Material supplied:
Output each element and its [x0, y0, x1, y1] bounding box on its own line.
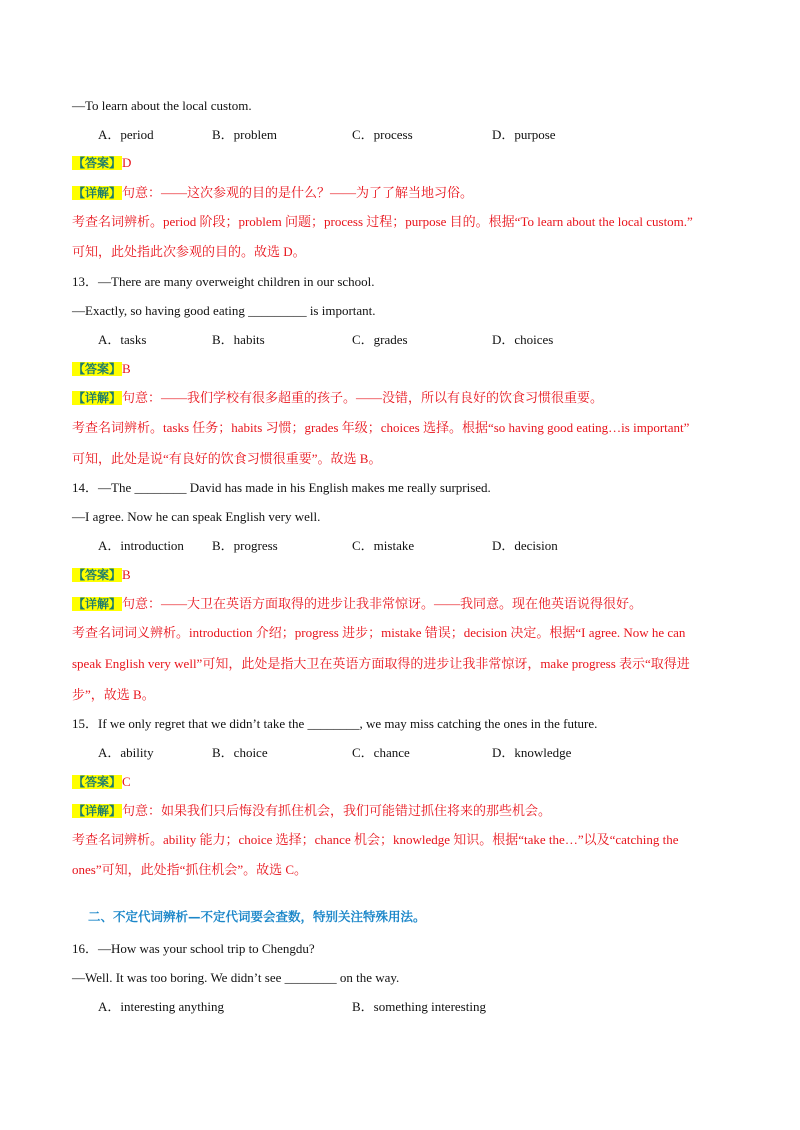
q12-explanation-line-2: 可知，此处指此次参观的目的。故选 D。	[72, 244, 306, 259]
q13-answer	[72, 360, 131, 378]
q14-explanation-line-2: speak English very well”可知，此处是指大卫在英语方面取得的进步让我非常惊讶，make progress 表示“取得进	[72, 656, 690, 671]
q12-answer-value: D	[122, 155, 132, 170]
q13-option-b: B．habits	[212, 332, 265, 347]
q15-prompt: 15．If we only regret that we didn’t take the ________, we may miss catching the ones in the future.	[72, 716, 598, 731]
q13-detail	[72, 389, 603, 407]
q14-detail	[72, 595, 642, 613]
q14-explanation-line-3: 步”，故选 B。	[72, 687, 155, 702]
q14-option-b: B．progress	[212, 538, 278, 553]
answer-tag: 【答案】	[73, 775, 122, 789]
q14-explanation-line-1: 考查名词词义辨析。introduction 介绍；progress 进步；mistake 错误；decision 决定。根据“I agree. Now he can	[72, 625, 686, 640]
q12-option-c: C．process	[352, 127, 413, 142]
q13-response-line: —Exactly, so having good eating _________ is important.	[72, 303, 376, 318]
q15-answer-value: C	[122, 774, 131, 789]
q12-option-b: B．problem	[212, 127, 277, 142]
detail-tag: 【详解】	[73, 186, 122, 200]
q12-option-a: A．period	[98, 127, 154, 142]
section-heading: 二、不定代词辨析—不定代词要会查数，特别关注特殊用法。	[88, 909, 426, 924]
q12-detail-text: 句意：——这次参观的目的是什么？——为了了解当地习俗。	[122, 185, 474, 200]
q15-option-c: C．chance	[352, 745, 410, 760]
q14-detail-text: 句意：——大卫在英语方面取得的进步让我非常惊讶。——我同意。现在他英语说得很好。	[122, 596, 643, 611]
q14-option-d: D．decision	[492, 538, 558, 553]
answer-tag: 【答案】	[73, 156, 122, 170]
q12-option-d: D．purpose	[492, 127, 556, 142]
detail-tag: 【详解】	[73, 597, 122, 611]
q13-option-c: C．grades	[352, 332, 408, 347]
q12-detail	[72, 184, 473, 202]
detail-tag: 【详解】	[73, 804, 122, 818]
q15-detail-text: 句意：如果我们只后悔没有抓住机会，我们可能错过抓住将来的那些机会。	[122, 803, 552, 818]
q12-response-line: —To learn about the local custom.	[72, 98, 252, 113]
q13-option-d: D．choices	[492, 332, 554, 347]
q13-explanation-line-2: 可知，此处是说“有良好的饮食习惯很重要”。故选 B。	[72, 451, 382, 466]
q14-prompt: 14．—The ________ David has made in his English makes me really surprised.	[72, 480, 491, 495]
q15-detail	[72, 802, 551, 820]
q12-answer	[72, 154, 131, 172]
q15-option-a: A．ability	[98, 745, 154, 760]
q16-option-a: A．interesting anything	[98, 999, 225, 1014]
q13-detail-text: 句意：——我们学校有很多超重的孩子。——没错，所以有良好的饮食习惯很重要。	[122, 390, 604, 405]
q14-option-c: C．mistake	[352, 538, 415, 553]
q13-option-a: A．tasks	[98, 332, 147, 347]
q16-response-line: —Well. It was too boring. We didn’t see ________ on the way.	[72, 970, 400, 985]
q15-answer	[72, 773, 131, 791]
q15-option-b: B．choice	[212, 745, 268, 760]
q14-answer-value: B	[122, 567, 131, 582]
detail-tag: 【详解】	[73, 391, 122, 405]
q16-option-b: B．something interesting	[352, 999, 486, 1014]
q15-explanation-line-2: ones”可知，此处指“抓住机会”。故选 C。	[72, 862, 308, 877]
q13-prompt: 13．—There are many overweight children in our school.	[72, 274, 375, 289]
q15-explanation-line-1: 考查名词辨析。ability 能力；choice 选择；chance 机会；knowledge 知识。根据“take the…”以及“catching the	[72, 832, 679, 847]
answer-tag: 【答案】	[73, 568, 122, 582]
q14-response-line: —I agree. Now he can speak English very well.	[72, 509, 321, 524]
q13-explanation-line-1: 考查名词辨析。tasks 任务；habits 习惯；grades 年级；choices 选择。根据“so having good eating…is important”	[72, 420, 690, 435]
q14-answer	[72, 566, 131, 584]
q14-option-a: A．introduction	[98, 538, 184, 553]
q12-explanation-line-1: 考查名词辨析。period 阶段；problem 问题；process 过程；purpose 目的。根据“To learn about the local custom.”	[72, 214, 693, 229]
answer-tag: 【答案】	[73, 362, 122, 376]
q15-option-d: D．knowledge	[492, 745, 572, 760]
q16-prompt: 16．—How was your school trip to Chengdu?	[72, 941, 315, 956]
q13-answer-value: B	[122, 361, 131, 376]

Task brief:
Change every "answer-tag" in the material to "key-tag" and give the lines back otherwise unchanged, leaving out the picture.

Result for this exercise:
Output each element and its [x0, y0, x1, y1] bounding box on its own line.
q12-explanation-line-2: 可知，此处指此次参观的目的。故选 D。	[72, 244, 306, 259]
q13-answer	[72, 360, 131, 378]
q14-explanation-line-2: speak English very well”可知，此处是指大卫在英语方面取得的进步让我非常惊讶，make progress 表示“取得进	[72, 656, 690, 671]
q12-answer-value: D	[122, 155, 132, 170]
q13-option-b: B．habits	[212, 332, 265, 347]
q15-prompt: 15．If we only regret that we didn’t take the ________, we may miss catching the ones in the future.	[72, 716, 598, 731]
q13-detail	[72, 389, 603, 407]
q14-detail	[72, 595, 642, 613]
q14-explanation-line-3: 步”，故选 B。	[72, 687, 155, 702]
q14-option-b: B．progress	[212, 538, 278, 553]
key-tag: 【答案】	[73, 775, 122, 789]
q14-explanation-line-1: 考查名词词义辨析。introduction 介绍；progress 进步；mistake 错误；decision 决定。根据“I agree. Now he can	[72, 625, 686, 640]
q12-option-c: C．process	[352, 127, 413, 142]
q13-response-line: —Exactly, so having good eating _________ is important.	[72, 303, 376, 318]
q15-answer-value: C	[122, 774, 131, 789]
q12-option-b: B．problem	[212, 127, 277, 142]
detail-tag: 【详解】	[73, 186, 122, 200]
q12-option-a: A．period	[98, 127, 154, 142]
section-heading: 二、不定代词辨析—不定代词要会查数，特别关注特殊用法。	[88, 909, 426, 924]
q12-detail-text: 句意：——这次参观的目的是什么？——为了了解当地习俗。	[122, 185, 474, 200]
q15-option-c: C．chance	[352, 745, 410, 760]
q14-detail-text: 句意：——大卫在英语方面取得的进步让我非常惊讶。——我同意。现在他英语说得很好。	[122, 596, 643, 611]
q14-option-d: D．decision	[492, 538, 558, 553]
key-tag: 【答案】	[73, 156, 122, 170]
q12-option-d: D．purpose	[492, 127, 556, 142]
detail-tag: 【详解】	[73, 597, 122, 611]
q13-option-c: C．grades	[352, 332, 408, 347]
q12-detail	[72, 184, 473, 202]
detail-tag: 【详解】	[73, 804, 122, 818]
q15-detail-text: 句意：如果我们只后悔没有抓住机会，我们可能错过抓住将来的那些机会。	[122, 803, 552, 818]
q12-response-line: —To learn about the local custom.	[72, 98, 252, 113]
q13-option-d: D．choices	[492, 332, 554, 347]
q13-explanation-line-2: 可知，此处是说“有良好的饮食习惯很重要”。故选 B。	[72, 451, 382, 466]
q14-prompt: 14．—The ________ David has made in his English makes me really surprised.	[72, 480, 491, 495]
q15-detail	[72, 802, 551, 820]
q12-answer	[72, 154, 131, 172]
q15-option-a: A．ability	[98, 745, 154, 760]
q16-option-a: A．interesting anything	[98, 999, 225, 1014]
q13-detail-text: 句意：——我们学校有很多超重的孩子。——没错，所以有良好的饮食习惯很重要。	[122, 390, 604, 405]
q14-option-c: C．mistake	[352, 538, 415, 553]
q13-option-a: A．tasks	[98, 332, 147, 347]
q16-response-line: —Well. It was too boring. We didn’t see ________ on the way.	[72, 970, 400, 985]
q15-answer	[72, 773, 131, 791]
q15-option-b: B．choice	[212, 745, 268, 760]
q14-answer-value: B	[122, 567, 131, 582]
detail-tag: 【详解】	[73, 391, 122, 405]
q16-option-b: B．something interesting	[352, 999, 486, 1014]
q15-explanation-line-2: ones”可知，此处指“抓住机会”。故选 C。	[72, 862, 308, 877]
q13-prompt: 13．—There are many overweight children in our school.	[72, 274, 375, 289]
q15-explanation-line-1: 考查名词辨析。ability 能力；choice 选择；chance 机会；knowledge 知识。根据“take the…”以及“catching the	[72, 832, 679, 847]
key-tag: 【答案】	[73, 568, 122, 582]
q14-response-line: —I agree. Now he can speak English very well.	[72, 509, 321, 524]
q13-explanation-line-1: 考查名词辨析。tasks 任务；habits 习惯；grades 年级；choices 选择。根据“so having good eating…is important”	[72, 420, 690, 435]
q14-answer	[72, 566, 131, 584]
q14-option-a: A．introduction	[98, 538, 184, 553]
q12-explanation-line-1: 考查名词辨析。period 阶段；problem 问题；process 过程；purpose 目的。根据“To learn about the local custom.”	[72, 214, 693, 229]
key-tag: 【答案】	[73, 362, 122, 376]
q15-option-d: D．knowledge	[492, 745, 572, 760]
q16-prompt: 16．—How was your school trip to Chengdu?	[72, 941, 315, 956]
q13-answer-value: B	[122, 361, 131, 376]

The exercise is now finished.